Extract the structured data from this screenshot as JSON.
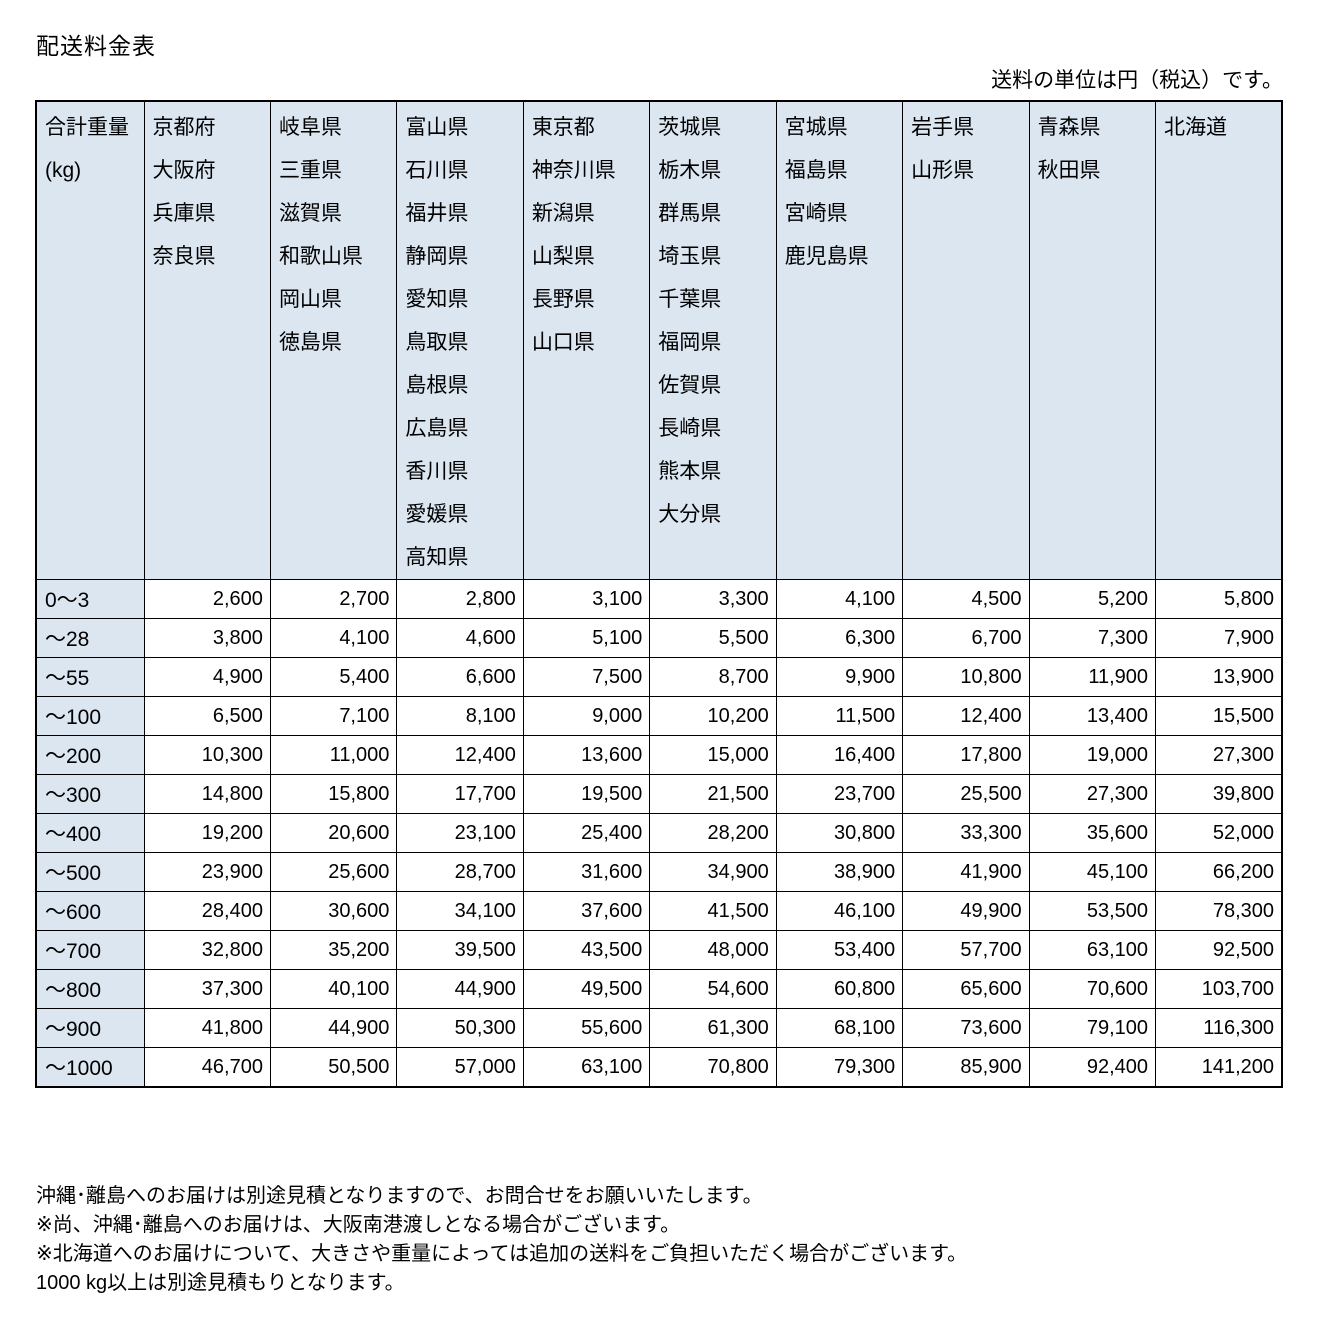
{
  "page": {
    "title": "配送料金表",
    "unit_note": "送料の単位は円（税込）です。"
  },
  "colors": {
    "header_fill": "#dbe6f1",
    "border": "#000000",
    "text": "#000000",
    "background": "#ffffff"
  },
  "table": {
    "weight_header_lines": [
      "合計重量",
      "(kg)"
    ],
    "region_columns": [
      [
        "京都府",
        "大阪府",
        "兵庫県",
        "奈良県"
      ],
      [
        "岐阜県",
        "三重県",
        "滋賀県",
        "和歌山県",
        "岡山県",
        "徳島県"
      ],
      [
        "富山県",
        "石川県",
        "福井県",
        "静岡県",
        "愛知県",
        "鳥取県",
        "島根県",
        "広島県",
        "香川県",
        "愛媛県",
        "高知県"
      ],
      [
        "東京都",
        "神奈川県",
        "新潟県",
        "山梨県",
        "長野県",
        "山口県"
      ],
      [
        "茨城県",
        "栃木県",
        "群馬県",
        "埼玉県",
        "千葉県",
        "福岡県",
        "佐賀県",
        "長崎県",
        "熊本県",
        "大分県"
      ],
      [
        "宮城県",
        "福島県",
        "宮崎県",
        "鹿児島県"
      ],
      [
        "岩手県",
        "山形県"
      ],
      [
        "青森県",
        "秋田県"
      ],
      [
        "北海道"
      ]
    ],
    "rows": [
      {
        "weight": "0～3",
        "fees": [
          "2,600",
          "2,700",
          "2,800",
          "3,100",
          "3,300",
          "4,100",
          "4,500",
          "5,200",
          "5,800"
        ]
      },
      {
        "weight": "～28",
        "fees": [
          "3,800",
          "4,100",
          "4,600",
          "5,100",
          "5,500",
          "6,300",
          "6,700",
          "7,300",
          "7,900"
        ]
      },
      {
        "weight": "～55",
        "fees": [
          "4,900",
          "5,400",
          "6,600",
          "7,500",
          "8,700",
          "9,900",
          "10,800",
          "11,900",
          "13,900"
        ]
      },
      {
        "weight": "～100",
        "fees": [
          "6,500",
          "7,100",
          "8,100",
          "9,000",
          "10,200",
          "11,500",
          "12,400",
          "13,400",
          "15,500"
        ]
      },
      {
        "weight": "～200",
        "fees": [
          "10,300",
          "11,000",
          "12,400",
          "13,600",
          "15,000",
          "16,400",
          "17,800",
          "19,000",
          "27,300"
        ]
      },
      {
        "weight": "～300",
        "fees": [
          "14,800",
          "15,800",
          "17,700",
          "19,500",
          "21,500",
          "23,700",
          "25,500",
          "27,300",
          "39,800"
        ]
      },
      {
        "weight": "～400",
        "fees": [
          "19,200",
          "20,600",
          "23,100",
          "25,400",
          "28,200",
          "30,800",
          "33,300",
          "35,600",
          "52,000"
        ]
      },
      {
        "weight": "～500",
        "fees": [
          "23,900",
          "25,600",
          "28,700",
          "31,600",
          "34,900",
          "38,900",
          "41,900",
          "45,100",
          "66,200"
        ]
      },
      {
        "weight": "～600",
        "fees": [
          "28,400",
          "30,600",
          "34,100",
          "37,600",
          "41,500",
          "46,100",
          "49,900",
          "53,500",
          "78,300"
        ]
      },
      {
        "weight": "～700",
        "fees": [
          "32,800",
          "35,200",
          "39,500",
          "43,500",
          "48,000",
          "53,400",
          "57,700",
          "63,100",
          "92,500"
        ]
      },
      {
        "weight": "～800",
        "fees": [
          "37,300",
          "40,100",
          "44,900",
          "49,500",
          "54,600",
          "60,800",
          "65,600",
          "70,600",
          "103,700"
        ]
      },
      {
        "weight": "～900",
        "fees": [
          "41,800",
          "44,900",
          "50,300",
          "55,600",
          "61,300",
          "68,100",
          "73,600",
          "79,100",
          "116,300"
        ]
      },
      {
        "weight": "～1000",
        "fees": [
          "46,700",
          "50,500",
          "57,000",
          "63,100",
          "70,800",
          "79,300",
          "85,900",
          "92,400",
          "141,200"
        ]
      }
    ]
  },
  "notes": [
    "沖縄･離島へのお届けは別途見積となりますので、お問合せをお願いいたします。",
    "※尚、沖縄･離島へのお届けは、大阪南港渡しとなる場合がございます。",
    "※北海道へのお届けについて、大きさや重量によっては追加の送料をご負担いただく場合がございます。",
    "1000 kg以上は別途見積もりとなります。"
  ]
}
.....
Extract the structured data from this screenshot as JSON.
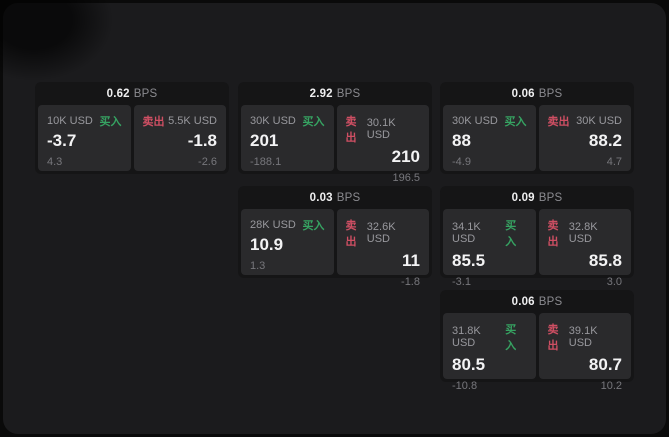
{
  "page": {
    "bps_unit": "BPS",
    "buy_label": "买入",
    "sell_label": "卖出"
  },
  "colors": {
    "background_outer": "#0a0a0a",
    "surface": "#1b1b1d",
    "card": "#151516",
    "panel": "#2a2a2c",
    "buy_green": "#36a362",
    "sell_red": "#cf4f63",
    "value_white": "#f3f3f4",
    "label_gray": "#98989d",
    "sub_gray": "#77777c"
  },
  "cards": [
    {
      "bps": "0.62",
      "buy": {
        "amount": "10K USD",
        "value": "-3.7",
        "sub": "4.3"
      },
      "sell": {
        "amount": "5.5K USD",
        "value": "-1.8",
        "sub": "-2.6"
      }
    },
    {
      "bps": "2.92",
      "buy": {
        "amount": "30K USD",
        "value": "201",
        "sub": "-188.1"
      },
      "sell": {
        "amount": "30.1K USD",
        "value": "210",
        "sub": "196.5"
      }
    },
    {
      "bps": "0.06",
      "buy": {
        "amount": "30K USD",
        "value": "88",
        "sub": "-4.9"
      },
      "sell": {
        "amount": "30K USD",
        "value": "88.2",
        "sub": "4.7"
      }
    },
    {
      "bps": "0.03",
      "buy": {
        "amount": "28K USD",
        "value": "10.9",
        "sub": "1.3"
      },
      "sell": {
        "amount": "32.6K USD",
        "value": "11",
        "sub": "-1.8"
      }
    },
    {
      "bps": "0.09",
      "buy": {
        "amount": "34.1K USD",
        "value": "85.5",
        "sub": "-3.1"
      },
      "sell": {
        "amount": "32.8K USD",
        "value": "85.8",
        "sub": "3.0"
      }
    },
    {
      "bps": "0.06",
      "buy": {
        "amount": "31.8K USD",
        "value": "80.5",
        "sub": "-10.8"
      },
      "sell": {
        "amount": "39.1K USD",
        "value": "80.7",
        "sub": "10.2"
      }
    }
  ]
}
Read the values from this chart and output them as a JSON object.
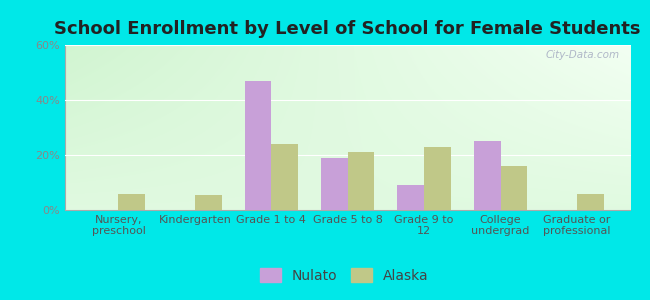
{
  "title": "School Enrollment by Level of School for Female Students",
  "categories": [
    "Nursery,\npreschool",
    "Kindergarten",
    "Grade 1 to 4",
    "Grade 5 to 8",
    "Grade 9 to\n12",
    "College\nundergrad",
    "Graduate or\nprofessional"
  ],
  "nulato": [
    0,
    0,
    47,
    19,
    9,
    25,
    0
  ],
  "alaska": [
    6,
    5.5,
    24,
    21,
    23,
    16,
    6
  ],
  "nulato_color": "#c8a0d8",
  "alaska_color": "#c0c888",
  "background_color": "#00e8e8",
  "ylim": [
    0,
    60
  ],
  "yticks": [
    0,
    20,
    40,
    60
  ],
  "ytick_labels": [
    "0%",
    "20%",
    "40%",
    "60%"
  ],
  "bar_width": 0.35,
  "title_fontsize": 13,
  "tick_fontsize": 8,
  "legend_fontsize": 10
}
.....
#### YOUR TASK
Go through the listing above line by line and say how many lines hold the word "amount". Reply with that number only.

#### EXERCISE RESPONSE
12